INSTRUCTIONS TO FOLLOW:
Reproduce the records below exactly as they appear.
————
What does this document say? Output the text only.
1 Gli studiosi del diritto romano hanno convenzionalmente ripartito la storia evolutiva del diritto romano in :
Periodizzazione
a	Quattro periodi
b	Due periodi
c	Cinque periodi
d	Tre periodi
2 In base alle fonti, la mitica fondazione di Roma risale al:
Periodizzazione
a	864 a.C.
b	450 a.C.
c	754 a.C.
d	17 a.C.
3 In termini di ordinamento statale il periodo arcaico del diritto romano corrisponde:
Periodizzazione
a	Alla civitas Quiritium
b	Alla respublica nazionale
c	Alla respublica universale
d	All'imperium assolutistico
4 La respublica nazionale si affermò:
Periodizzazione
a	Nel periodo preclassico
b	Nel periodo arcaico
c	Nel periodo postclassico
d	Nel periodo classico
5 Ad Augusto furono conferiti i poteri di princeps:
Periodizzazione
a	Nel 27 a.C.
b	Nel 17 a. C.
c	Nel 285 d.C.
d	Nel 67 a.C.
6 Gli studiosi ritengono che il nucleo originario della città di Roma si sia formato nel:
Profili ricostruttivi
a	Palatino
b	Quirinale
————
FINAL RESULT:
What does this document say? Output the text only.
1 Gli studiosi del diritto romano hanno convenzionalmente ripartito la storia evolutiva del diritto romano in :
Periodizzazione
a	Quattro periodi
b	Due periodi
c	Cinque periodi
d	Tre periodi
2 In base alle fonti, la mitica fondazione di Roma risale al:
Periodizzazione
a	864 a.C.
b	450 a.C.
c	754 a.C.
d	17 a.C.
3 In termini di ordinamento statale il periodo arcaico del diritto romano corrisponde:
Periodizzazione
a	Alla civitas Quiritium
b	Alla respublica nazionale
c	Alla respublica universale
d	All'imperium assolutistico
4 La respublica nazionale si affermò:
Periodizzazione
a	Nel periodo preclassico
b	Nel periodo arcaico
c	Nel periodo postclassico
d	Nel periodo classico
5 Ad Augusto furono conferiti i poteri di princeps:
Periodizzazione
a	Nel 27 a.C.
b	Nel 17 a. C.
c	Nel 285 d.C.
d	Nel 67 a.C.
6 Gli studiosi ritengono che il nucleo originario della città di Roma si sia formato nel:
Profili ricostruttivi
a	Palatino
b	Quirinale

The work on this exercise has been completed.